--- Start of AVAILABLE RECORDS ---

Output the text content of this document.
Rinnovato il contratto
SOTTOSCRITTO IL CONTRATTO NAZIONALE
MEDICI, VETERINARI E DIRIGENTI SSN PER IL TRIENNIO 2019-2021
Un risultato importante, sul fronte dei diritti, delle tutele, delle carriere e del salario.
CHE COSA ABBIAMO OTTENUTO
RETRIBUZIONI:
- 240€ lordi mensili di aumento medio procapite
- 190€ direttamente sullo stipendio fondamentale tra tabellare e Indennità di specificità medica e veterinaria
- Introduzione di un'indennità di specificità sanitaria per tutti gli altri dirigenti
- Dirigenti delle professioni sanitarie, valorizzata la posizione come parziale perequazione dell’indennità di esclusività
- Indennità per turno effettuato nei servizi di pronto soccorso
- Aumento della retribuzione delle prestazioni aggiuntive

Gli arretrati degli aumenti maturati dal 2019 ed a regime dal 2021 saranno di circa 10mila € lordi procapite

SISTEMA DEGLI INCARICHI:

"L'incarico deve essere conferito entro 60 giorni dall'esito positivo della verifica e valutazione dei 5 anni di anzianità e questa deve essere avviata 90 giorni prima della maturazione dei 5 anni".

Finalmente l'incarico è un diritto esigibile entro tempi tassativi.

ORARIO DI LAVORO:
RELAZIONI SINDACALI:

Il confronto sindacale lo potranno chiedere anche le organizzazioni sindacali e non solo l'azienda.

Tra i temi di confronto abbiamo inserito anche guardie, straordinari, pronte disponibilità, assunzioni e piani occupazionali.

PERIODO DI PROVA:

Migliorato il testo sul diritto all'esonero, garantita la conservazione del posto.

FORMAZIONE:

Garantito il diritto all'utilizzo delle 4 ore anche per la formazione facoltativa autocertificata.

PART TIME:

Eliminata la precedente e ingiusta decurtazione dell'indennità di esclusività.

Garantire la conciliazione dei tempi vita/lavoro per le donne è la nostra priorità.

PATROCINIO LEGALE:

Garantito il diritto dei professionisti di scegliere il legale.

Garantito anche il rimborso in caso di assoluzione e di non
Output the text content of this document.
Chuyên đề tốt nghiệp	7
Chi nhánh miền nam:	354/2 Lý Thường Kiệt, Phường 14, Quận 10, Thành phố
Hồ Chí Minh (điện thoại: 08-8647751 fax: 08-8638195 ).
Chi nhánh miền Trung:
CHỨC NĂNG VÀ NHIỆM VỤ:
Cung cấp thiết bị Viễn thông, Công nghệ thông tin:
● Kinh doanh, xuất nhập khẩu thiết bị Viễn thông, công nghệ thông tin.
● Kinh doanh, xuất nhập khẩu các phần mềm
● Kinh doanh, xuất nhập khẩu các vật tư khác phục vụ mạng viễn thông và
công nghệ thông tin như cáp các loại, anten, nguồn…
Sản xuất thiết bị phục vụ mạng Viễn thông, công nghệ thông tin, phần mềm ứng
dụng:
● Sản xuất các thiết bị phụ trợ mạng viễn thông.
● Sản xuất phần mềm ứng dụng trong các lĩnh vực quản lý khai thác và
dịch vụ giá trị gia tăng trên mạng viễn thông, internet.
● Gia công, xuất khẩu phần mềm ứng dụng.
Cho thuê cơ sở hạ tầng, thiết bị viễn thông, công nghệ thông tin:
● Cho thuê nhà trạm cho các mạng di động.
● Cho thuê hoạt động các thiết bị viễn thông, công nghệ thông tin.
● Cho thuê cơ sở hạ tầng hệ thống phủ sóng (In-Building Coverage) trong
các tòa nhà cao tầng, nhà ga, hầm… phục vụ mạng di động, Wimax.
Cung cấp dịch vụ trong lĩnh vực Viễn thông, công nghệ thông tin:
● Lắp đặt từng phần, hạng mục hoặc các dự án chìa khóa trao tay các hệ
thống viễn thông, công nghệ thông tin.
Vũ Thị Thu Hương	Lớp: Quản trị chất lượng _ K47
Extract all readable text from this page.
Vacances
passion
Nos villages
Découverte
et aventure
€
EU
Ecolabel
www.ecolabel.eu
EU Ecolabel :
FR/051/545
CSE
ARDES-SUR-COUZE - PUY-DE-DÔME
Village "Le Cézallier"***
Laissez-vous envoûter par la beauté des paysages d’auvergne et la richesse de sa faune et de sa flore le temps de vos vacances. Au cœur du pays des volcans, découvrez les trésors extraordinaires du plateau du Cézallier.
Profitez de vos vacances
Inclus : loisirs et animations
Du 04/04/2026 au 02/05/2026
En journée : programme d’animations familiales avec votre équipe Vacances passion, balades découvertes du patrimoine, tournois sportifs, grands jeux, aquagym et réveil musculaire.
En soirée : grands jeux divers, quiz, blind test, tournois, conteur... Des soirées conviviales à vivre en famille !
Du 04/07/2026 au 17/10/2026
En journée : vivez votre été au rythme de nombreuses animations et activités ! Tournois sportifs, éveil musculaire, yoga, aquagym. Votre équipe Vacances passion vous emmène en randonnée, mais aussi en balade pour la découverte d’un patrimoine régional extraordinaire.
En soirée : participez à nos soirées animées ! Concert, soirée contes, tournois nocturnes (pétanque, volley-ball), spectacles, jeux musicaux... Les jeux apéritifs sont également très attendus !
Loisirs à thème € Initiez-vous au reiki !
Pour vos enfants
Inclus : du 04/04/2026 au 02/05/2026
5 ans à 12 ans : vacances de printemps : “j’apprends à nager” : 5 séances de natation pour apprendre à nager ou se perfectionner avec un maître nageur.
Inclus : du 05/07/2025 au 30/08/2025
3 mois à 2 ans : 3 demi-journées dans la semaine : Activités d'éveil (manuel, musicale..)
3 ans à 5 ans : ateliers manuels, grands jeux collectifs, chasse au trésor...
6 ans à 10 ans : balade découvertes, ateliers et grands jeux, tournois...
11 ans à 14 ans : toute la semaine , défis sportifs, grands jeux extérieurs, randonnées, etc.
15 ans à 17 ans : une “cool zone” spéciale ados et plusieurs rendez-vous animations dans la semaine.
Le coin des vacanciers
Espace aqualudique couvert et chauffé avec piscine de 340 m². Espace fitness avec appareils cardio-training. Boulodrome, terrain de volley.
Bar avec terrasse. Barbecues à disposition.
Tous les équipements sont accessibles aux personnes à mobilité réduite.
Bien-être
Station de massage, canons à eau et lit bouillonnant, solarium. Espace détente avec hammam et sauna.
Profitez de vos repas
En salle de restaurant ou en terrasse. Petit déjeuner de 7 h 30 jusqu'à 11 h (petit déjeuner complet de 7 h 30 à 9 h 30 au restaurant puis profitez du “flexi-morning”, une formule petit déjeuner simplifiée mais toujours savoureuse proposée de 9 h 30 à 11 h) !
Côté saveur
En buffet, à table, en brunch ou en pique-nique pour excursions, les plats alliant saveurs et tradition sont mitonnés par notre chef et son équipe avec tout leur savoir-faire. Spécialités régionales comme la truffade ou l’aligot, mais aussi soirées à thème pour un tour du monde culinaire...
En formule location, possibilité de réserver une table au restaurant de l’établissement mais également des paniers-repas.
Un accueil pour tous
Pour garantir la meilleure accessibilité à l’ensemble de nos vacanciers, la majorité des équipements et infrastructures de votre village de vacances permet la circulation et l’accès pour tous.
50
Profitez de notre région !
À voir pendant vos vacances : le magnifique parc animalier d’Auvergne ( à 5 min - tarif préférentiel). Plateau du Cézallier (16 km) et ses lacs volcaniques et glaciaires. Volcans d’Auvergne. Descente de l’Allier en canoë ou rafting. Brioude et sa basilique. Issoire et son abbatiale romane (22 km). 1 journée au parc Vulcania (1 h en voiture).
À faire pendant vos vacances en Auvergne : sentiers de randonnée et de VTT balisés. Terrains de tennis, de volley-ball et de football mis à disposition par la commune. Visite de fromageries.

--- End of AVAILABLE RECORDS ---

Reproduce all the data word for word.

→ **WRITTEN RESPONSE**:
Output the text content of this document.
Rinnovato il contratto
SOTTOSCRITTO IL CONTRATTO NAZIONALE
MEDICI, VETERINARI E DIRIGENTI SSN PER IL TRIENNIO 2019-2021
Un risultato importante, sul fronte dei diritti, delle tutele, delle carriere e del salario.
CHE COSA ABBIAMO OTTENUTO
RETRIBUZIONI:
- 240€ lordi mensili di aumento medio procapite
- 190€ direttamente sullo stipendio fondamentale tra tabellare e Indennità di specificità medica e veterinaria
- Introduzione di un'indennità di specificità sanitaria per tutti gli altri dirigenti
- Dirigenti delle professioni sanitarie, valorizzata la posizione come parziale perequazione dell’indennità di esclusività
- Indennità per turno effettuato nei servizi di pronto soccorso
- Aumento della retribuzione delle prestazioni aggiuntive

Gli arretrati degli aumenti maturati dal 2019 ed a regime dal 2021 saranno di circa 10mila € lordi procapite

SISTEMA DEGLI INCARICHI:

"L'incarico deve essere conferito entro 60 giorni dall'esito positivo della verifica e valutazione dei 5 anni di anzianità e questa deve essere avviata 90 giorni prima della maturazione dei 5 anni".

Finalmente l'incarico è un diritto esigibile entro tempi tassativi.

ORARIO DI LAVORO:
RELAZIONI SINDACALI:

Il confronto sindacale lo potranno chiedere anche le organizzazioni sindacali e non solo l'azienda.

Tra i temi di confronto abbiamo inserito anche guardie, straordinari, pronte disponibilità, assunzioni e piani occupazionali.

PERIODO DI PROVA:

Migliorato il testo sul diritto all'esonero, garantita la conservazione del posto.

FORMAZIONE:

Garantito il diritto all'utilizzo delle 4 ore anche per la formazione facoltativa autocertificata.

PART TIME:

Eliminata la precedente e ingiusta decurtazione dell'indennità di esclusività.

Garantire la conciliazione dei tempi vita/lavoro per le donne è la nostra priorità.

PATROCINIO LEGALE:

Garantito il diritto dei professionisti di scegliere il legale.

Garantito anche il rimborso in caso di assoluzione e di non
Output the text content of this document.
Chuyên đề tốt nghiệp	7
Chi nhánh miền nam:	354/2 Lý Thường Kiệt, Phường 14, Quận 10, Thành phố
Hồ Chí Minh (điện thoại: 08-8647751 fax: 08-8638195 ).
Chi nhánh miền Trung:
CHỨC NĂNG VÀ NHIỆM VỤ:
Cung cấp thiết bị Viễn thông, Công nghệ thông tin:
● Kinh doanh, xuất nhập khẩu thiết bị Viễn thông, công nghệ thông tin.
● Kinh doanh, xuất nhập khẩu các phần mềm
● Kinh doanh, xuất nhập khẩu các vật tư khác phục vụ mạng viễn thông và
công nghệ thông tin như cáp các loại, anten, nguồn…
Sản xuất thiết bị phục vụ mạng Viễn thông, công nghệ thông tin, phần mềm ứng
dụng:
● Sản xuất các thiết bị phụ trợ mạng viễn thông.
● Sản xuất phần mềm ứng dụng trong các lĩnh vực quản lý khai thác và
dịch vụ giá trị gia tăng trên mạng viễn thông, internet.
● Gia công, xuất khẩu phần mềm ứng dụng.
Cho thuê cơ sở hạ tầng, thiết bị viễn thông, công nghệ thông tin:
● Cho thuê nhà trạm cho các mạng di động.
● Cho thuê hoạt động các thiết bị viễn thông, công nghệ thông tin.
● Cho thuê cơ sở hạ tầng hệ thống phủ sóng (In-Building Coverage) trong
các tòa nhà cao tầng, nhà ga, hầm… phục vụ mạng di động, Wimax.
Cung cấp dịch vụ trong lĩnh vực Viễn thông, công nghệ thông tin:
● Lắp đặt từng phần, hạng mục hoặc các dự án chìa khóa trao tay các hệ
thống viễn thông, công nghệ thông tin.
Vũ Thị Thu Hương	Lớp: Quản trị chất lượng _ K47
Extract all readable text from this page.
Vacances
passion
Nos villages
Découverte
et aventure
€
EU
Ecolabel
www.ecolabel.eu
EU Ecolabel :
FR/051/545
CSE
ARDES-SUR-COUZE - PUY-DE-DÔME
Village "Le Cézallier"***
Laissez-vous envoûter par la beauté des paysages d’auvergne et la richesse de sa faune et de sa flore le temps de vos vacances. Au cœur du pays des volcans, découvrez les trésors extraordinaires du plateau du Cézallier.
Profitez de vos vacances
Inclus : loisirs et animations
Du 04/04/2026 au 02/05/2026
En journée : programme d’animations familiales avec votre équipe Vacances passion, balades découvertes du patrimoine, tournois sportifs, grands jeux, aquagym et réveil musculaire.
En soirée : grands jeux divers, quiz, blind test, tournois, conteur... Des soirées conviviales à vivre en famille !
Du 04/07/2026 au 17/10/2026
En journée : vivez votre été au rythme de nombreuses animations et activités ! Tournois sportifs, éveil musculaire, yoga, aquagym. Votre équipe Vacances passion vous emmène en randonnée, mais aussi en balade pour la découverte d’un patrimoine régional extraordinaire.
En soirée : participez à nos soirées animées ! Concert, soirée contes, tournois nocturnes (pétanque, volley-ball), spectacles, jeux musicaux... Les jeux apéritifs sont également très attendus !
Loisirs à thème € Initiez-vous au reiki !
Pour vos enfants
Inclus : du 04/04/2026 au 02/05/2026
5 ans à 12 ans : vacances de printemps : “j’apprends à nager” : 5 séances de natation pour apprendre à nager ou se perfectionner avec un maître nageur.
Inclus : du 05/07/2025 au 30/08/2025
3 mois à 2 ans : 3 demi-journées dans la semaine : Activités d'éveil (manuel, musicale..)
3 ans à 5 ans : ateliers manuels, grands jeux collectifs, chasse au trésor...
6 ans à 10 ans : balade découvertes, ateliers et grands jeux, tournois...
11 ans à 14 ans : toute la semaine , défis sportifs, grands jeux extérieurs, randonnées, etc.
15 ans à 17 ans : une “cool zone” spéciale ados et plusieurs rendez-vous animations dans la semaine.
Le coin des vacanciers
Espace aqualudique couvert et chauffé avec piscine de 340 m². Espace fitness avec appareils cardio-training. Boulodrome, terrain de volley.
Bar avec terrasse. Barbecues à disposition.
Tous les équipements sont accessibles aux personnes à mobilité réduite.
Bien-être
Station de massage, canons à eau et lit bouillonnant, solarium. Espace détente avec hammam et sauna.
Profitez de vos repas
En salle de restaurant ou en terrasse. Petit déjeuner de 7 h 30 jusqu'à 11 h (petit déjeuner complet de 7 h 30 à 9 h 30 au restaurant puis profitez du “flexi-morning”, une formule petit déjeuner simplifiée mais toujours savoureuse proposée de 9 h 30 à 11 h) !
Côté saveur
En buffet, à table, en brunch ou en pique-nique pour excursions, les plats alliant saveurs et tradition sont mitonnés par notre chef et son équipe avec tout leur savoir-faire. Spécialités régionales comme la truffade ou l’aligot, mais aussi soirées à thème pour un tour du monde culinaire...
En formule location, possibilité de réserver une table au restaurant de l’établissement mais également des paniers-repas.
Un accueil pour tous
Pour garantir la meilleure accessibilité à l’ensemble de nos vacanciers, la majorité des équipements et infrastructures de votre village de vacances permet la circulation et l’accès pour tous.
50
Profitez de notre région !
À voir pendant vos vacances : le magnifique parc animalier d’Auvergne ( à 5 min - tarif préférentiel). Plateau du Cézallier (16 km) et ses lacs volcaniques et glaciaires. Volcans d’Auvergne. Descente de l’Allier en canoë ou rafting. Brioude et sa basilique. Issoire et son abbatiale romane (22 km). 1 journée au parc Vulcania (1 h en voiture).
À faire pendant vos vacances en Auvergne : sentiers de randonnée et de VTT balisés. Terrains de tennis, de volley-ball et de football mis à disposition par la commune. Visite de fromageries.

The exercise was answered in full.